▶ [OBJECTIVE]
Transcribe the listing word for word.

▶ [RECORDS FOR THE EXERCISE]
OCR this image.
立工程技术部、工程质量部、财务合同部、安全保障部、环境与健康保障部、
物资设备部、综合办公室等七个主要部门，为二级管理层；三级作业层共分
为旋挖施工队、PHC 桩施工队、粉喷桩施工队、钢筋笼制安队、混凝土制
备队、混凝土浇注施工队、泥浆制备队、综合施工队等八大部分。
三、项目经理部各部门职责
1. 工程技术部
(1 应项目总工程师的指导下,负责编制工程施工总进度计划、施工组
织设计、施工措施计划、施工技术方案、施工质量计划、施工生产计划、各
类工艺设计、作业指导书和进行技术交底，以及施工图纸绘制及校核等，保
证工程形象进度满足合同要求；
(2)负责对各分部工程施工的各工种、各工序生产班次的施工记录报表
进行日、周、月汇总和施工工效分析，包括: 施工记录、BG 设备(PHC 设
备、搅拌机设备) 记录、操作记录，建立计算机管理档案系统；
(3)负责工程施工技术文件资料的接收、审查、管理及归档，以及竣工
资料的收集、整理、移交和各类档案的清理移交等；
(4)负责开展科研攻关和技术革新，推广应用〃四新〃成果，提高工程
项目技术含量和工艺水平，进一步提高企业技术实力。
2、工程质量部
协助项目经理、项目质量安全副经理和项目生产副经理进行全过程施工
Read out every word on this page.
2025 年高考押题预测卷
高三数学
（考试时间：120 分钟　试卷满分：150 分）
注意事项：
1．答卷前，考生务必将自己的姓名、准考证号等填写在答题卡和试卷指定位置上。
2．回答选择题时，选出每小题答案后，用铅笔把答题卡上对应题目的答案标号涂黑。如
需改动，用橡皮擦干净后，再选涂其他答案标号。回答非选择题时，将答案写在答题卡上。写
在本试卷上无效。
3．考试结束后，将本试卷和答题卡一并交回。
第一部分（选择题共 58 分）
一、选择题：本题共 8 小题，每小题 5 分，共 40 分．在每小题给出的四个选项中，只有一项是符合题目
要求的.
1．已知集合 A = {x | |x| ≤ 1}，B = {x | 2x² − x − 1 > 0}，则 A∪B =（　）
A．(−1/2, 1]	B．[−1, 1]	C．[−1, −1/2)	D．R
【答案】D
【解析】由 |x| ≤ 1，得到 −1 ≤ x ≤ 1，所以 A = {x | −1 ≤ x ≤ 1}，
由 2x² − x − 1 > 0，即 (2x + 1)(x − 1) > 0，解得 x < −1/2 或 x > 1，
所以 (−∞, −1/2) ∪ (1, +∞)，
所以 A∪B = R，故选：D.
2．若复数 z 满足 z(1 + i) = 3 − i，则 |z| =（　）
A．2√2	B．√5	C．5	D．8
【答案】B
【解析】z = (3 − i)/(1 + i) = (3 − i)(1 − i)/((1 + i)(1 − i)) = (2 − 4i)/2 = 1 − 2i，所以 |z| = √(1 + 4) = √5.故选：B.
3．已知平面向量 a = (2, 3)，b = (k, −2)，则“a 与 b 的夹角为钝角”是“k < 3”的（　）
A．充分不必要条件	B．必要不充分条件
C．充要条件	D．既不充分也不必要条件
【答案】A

▶ [EXERCISE RESULT]
OCR this image.
立工程技术部、工程质量部、财务合同部、安全保障部、环境与健康保障部、
物资设备部、综合办公室等七个主要部门，为二级管理层；三级作业层共分
为旋挖施工队、PHC 桩施工队、粉喷桩施工队、钢筋笼制安队、混凝土制
备队、混凝土浇注施工队、泥浆制备队、综合施工队等八大部分。
三、项目经理部各部门职责
1. 工程技术部
(1 应项目总工程师的指导下,负责编制工程施工总进度计划、施工组
织设计、施工措施计划、施工技术方案、施工质量计划、施工生产计划、各
类工艺设计、作业指导书和进行技术交底，以及施工图纸绘制及校核等，保
证工程形象进度满足合同要求；
(2)负责对各分部工程施工的各工种、各工序生产班次的施工记录报表
进行日、周、月汇总和施工工效分析，包括: 施工记录、BG 设备(PHC 设
备、搅拌机设备) 记录、操作记录，建立计算机管理档案系统；
(3)负责工程施工技术文件资料的接收、审查、管理及归档，以及竣工
资料的收集、整理、移交和各类档案的清理移交等；
(4)负责开展科研攻关和技术革新，推广应用〃四新〃成果，提高工程
项目技术含量和工艺水平，进一步提高企业技术实力。
2、工程质量部
协助项目经理、项目质量安全副经理和项目生产副经理进行全过程施工
Read out every word on this page.
2025 年高考押题预测卷
高三数学
（考试时间：120 分钟　试卷满分：150 分）
注意事项：
1．答卷前，考生务必将自己的姓名、准考证号等填写在答题卡和试卷指定位置上。
2．回答选择题时，选出每小题答案后，用铅笔把答题卡上对应题目的答案标号涂黑。如
需改动，用橡皮擦干净后，再选涂其他答案标号。回答非选择题时，将答案写在答题卡上。写
在本试卷上无效。
3．考试结束后，将本试卷和答题卡一并交回。
第一部分（选择题共 58 分）
一、选择题：本题共 8 小题，每小题 5 分，共 40 分．在每小题给出的四个选项中，只有一项是符合题目
要求的.
1．已知集合 A = {x | |x| ≤ 1}，B = {x | 2x² − x − 1 > 0}，则 A∪B =（　）
A．(−1/2, 1]	B．[−1, 1]	C．[−1, −1/2)	D．R
【答案】D
【解析】由 |x| ≤ 1，得到 −1 ≤ x ≤ 1，所以 A = {x | −1 ≤ x ≤ 1}，
由 2x² − x − 1 > 0，即 (2x + 1)(x − 1) > 0，解得 x < −1/2 或 x > 1，
所以 (−∞, −1/2) ∪ (1, +∞)，
所以 A∪B = R，故选：D.
2．若复数 z 满足 z(1 + i) = 3 − i，则 |z| =（　）
A．2√2	B．√5	C．5	D．8
【答案】B
【解析】z = (3 − i)/(1 + i) = (3 − i)(1 − i)/((1 + i)(1 − i)) = (2 − 4i)/2 = 1 − 2i，所以 |z| = √(1 + 4) = √5.故选：B.
3．已知平面向量 a = (2, 3)，b = (k, −2)，则“a 与 b 的夹角为钝角”是“k < 3”的（　）
A．充分不必要条件	B．必要不充分条件
C．充要条件	D．既不充分也不必要条件
【答案】A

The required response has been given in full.